# Records for this exercise start

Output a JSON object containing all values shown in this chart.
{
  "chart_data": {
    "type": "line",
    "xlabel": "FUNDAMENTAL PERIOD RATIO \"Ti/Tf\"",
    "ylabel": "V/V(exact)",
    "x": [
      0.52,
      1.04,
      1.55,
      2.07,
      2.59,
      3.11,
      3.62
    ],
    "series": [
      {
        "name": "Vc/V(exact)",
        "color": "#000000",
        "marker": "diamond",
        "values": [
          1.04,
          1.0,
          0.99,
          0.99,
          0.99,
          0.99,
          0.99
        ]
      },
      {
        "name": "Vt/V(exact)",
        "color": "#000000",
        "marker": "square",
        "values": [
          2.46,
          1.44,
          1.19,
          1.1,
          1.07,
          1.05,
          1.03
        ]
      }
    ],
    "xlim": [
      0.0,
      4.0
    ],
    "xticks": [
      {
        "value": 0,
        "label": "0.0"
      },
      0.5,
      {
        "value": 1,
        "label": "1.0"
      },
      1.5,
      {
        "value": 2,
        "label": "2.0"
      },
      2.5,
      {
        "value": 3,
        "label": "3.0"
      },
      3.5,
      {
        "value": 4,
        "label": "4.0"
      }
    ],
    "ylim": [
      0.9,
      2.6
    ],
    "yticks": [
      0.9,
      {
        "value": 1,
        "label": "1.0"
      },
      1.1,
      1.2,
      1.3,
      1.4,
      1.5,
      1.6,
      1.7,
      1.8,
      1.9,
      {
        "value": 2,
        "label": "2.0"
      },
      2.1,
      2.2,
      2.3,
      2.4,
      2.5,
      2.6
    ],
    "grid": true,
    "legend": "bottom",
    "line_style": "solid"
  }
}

# Records for this exercise end

Extract all the entries word for word.

Output a JSON object containing all values shown in this chart.
{
  "chart_data": {
    "type": "line",
    "xlabel": "FUNDAMENTAL PERIOD RATIO \"Ti/Tf\"",
    "ylabel": "V/V(exact)",
    "x": [
      0.52,
      1.04,
      1.55,
      2.07,
      2.59,
      3.11,
      3.62
    ],
    "series": [
      {
        "name": "Vc/V(exact)",
        "color": "#000000",
        "marker": "diamond",
        "values": [
          1.04,
          1.0,
          0.99,
          0.99,
          0.99,
          0.99,
          0.99
        ]
      },
      {
        "name": "Vt/V(exact)",
        "color": "#000000",
        "marker": "square",
        "values": [
          2.46,
          1.44,
          1.19,
          1.1,
          1.07,
          1.05,
          1.03
        ]
      }
    ],
    "xlim": [
      0.0,
      4.0
    ],
    "xticks": [
      {
        "value": 0,
        "label": "0.0"
      },
      0.5,
      {
        "value": 1,
        "label": "1.0"
      },
      1.5,
      {
        "value": 2,
        "label": "2.0"
      },
      2.5,
      {
        "value": 3,
        "label": "3.0"
      },
      3.5,
      {
        "value": 4,
        "label": "4.0"
      }
    ],
    "ylim": [
      0.9,
      2.6
    ],
    "yticks": [
      0.9,
      {
        "value": 1,
        "label": "1.0"
      },
      1.1,
      1.2,
      1.3,
      1.4,
      1.5,
      1.6,
      1.7,
      1.8,
      1.9,
      {
        "value": 2,
        "label": "2.0"
      },
      2.1,
      2.2,
      2.3,
      2.4,
      2.5,
      2.6
    ],
    "grid": true,
    "legend": "bottom",
    "line_style": "solid"
  }
}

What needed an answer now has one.